DIRECTIVE:
Give the number of lines that include the word "Electrified", and nothing else.

DATASET RECORDS:
====

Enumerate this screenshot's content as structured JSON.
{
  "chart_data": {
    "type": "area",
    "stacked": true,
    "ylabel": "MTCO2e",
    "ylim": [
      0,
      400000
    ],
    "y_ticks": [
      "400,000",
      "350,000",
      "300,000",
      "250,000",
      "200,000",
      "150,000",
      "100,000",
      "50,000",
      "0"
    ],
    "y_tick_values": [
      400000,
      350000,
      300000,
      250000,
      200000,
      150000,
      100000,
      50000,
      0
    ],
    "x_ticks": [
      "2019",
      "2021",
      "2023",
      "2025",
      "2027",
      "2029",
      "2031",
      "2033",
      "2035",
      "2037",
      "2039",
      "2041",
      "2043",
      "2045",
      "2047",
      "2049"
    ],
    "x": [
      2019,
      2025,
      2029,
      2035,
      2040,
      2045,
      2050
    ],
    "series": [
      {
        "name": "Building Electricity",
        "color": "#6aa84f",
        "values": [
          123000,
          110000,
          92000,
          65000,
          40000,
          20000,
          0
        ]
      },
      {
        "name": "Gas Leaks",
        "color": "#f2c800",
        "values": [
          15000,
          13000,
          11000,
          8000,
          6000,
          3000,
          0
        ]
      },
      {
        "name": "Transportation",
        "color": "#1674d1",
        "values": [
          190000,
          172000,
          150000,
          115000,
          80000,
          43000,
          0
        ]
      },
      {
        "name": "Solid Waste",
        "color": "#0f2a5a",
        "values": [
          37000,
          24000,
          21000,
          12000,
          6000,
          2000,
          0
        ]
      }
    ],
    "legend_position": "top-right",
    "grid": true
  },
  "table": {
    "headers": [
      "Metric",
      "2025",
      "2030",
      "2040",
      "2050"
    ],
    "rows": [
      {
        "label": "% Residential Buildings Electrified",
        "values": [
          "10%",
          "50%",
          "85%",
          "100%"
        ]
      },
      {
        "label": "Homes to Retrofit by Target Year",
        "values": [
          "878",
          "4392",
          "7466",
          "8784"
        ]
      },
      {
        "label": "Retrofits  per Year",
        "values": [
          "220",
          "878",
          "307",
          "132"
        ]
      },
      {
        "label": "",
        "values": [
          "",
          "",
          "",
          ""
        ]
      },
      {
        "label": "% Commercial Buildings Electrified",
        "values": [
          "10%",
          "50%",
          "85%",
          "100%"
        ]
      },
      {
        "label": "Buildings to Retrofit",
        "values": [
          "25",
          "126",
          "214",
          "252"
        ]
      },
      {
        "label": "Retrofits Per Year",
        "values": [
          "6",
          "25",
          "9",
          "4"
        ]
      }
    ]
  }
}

====

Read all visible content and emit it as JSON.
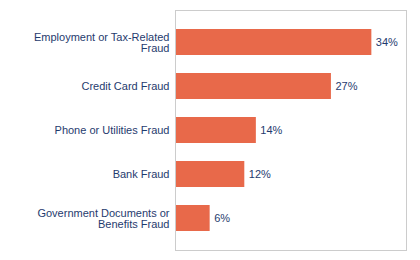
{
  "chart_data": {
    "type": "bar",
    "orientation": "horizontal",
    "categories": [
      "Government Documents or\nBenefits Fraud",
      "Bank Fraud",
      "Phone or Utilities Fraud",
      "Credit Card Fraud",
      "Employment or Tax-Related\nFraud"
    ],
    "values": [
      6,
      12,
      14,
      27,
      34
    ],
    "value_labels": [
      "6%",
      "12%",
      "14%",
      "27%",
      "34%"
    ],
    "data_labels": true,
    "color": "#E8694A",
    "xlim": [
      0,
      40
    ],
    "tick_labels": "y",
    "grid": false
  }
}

====

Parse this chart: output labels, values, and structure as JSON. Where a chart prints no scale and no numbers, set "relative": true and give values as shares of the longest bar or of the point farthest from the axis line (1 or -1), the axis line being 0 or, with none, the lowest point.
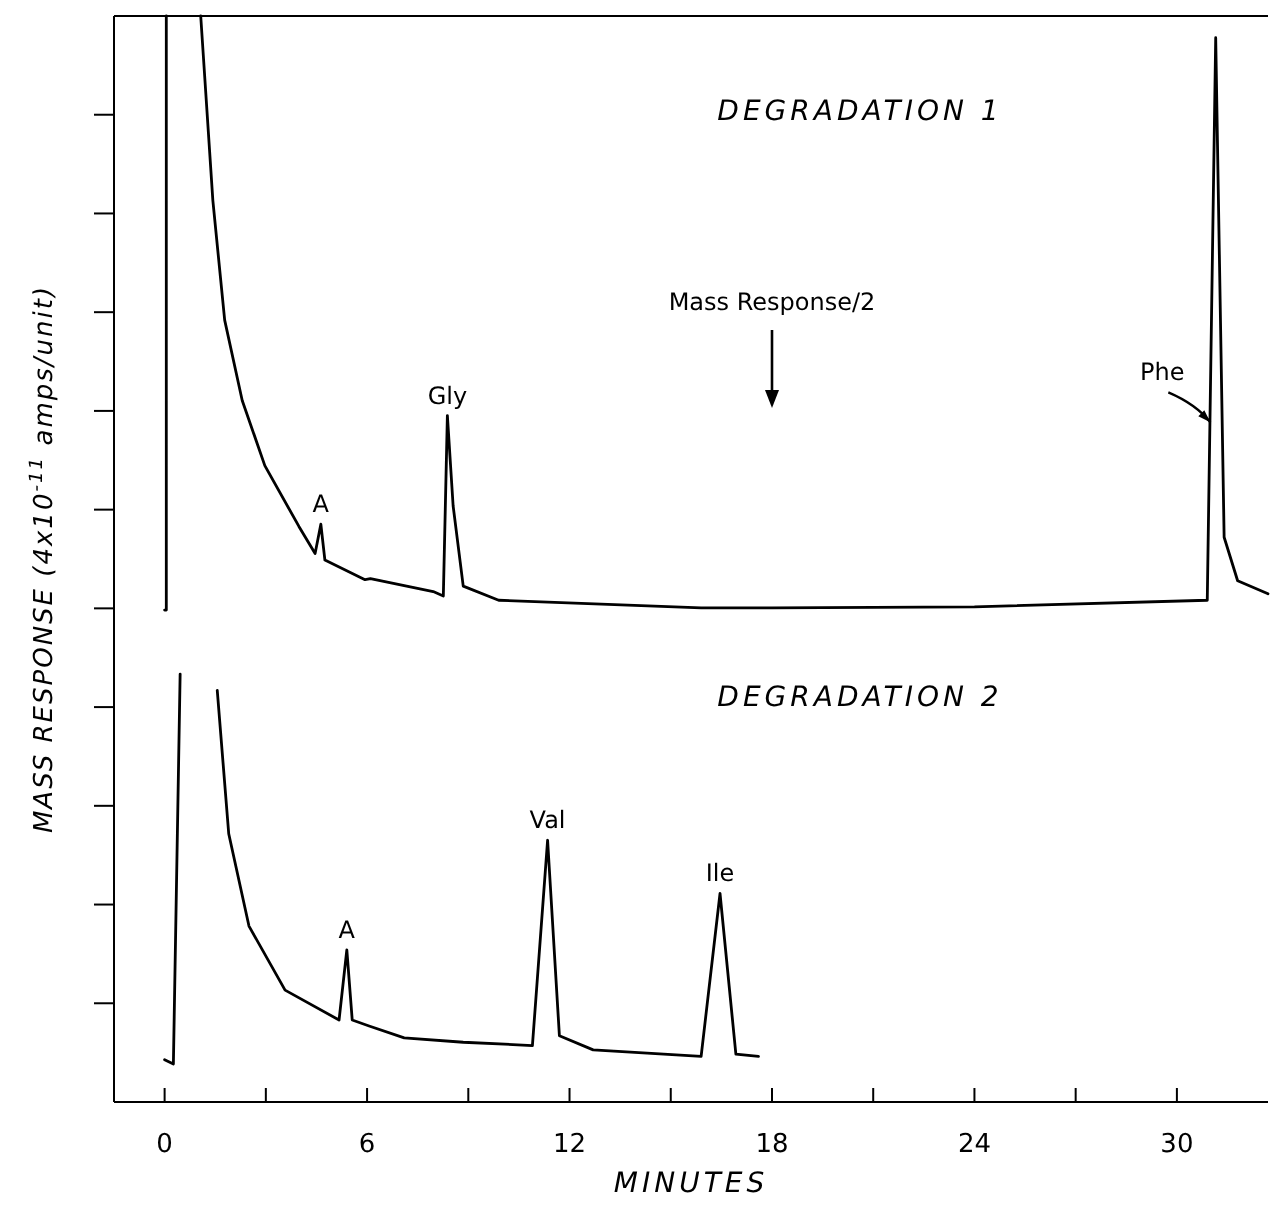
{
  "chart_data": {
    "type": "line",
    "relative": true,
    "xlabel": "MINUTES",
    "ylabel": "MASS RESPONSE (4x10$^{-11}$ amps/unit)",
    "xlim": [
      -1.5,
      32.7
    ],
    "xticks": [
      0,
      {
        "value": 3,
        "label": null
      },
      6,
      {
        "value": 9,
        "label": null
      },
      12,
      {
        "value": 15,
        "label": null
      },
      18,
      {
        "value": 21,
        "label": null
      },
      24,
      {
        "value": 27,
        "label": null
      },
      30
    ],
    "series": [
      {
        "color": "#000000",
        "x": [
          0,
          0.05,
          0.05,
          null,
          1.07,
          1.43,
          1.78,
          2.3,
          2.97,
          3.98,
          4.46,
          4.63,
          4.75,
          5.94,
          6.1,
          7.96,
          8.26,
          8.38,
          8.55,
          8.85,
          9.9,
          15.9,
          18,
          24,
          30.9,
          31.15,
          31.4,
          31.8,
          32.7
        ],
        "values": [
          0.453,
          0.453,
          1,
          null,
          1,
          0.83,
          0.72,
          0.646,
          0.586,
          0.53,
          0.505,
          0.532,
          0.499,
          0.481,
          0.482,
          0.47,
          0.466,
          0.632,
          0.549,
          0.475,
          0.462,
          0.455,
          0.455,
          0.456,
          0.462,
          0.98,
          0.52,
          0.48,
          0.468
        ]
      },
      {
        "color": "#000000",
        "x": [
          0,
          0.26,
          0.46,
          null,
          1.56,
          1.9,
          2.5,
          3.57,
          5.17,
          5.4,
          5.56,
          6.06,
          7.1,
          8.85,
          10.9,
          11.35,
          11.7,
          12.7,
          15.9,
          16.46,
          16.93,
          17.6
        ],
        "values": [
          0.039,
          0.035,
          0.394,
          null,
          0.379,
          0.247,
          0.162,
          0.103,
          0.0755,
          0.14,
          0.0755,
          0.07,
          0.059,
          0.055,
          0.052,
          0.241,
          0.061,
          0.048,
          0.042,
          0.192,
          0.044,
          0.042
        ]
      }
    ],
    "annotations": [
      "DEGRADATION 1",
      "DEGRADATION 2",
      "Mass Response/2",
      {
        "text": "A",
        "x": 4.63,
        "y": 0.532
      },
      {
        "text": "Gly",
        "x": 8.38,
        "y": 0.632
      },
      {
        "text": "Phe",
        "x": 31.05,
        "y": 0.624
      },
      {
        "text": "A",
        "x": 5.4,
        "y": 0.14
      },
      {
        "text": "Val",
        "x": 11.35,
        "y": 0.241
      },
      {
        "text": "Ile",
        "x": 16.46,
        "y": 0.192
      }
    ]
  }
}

====

EXERCISE OUTPUT:
2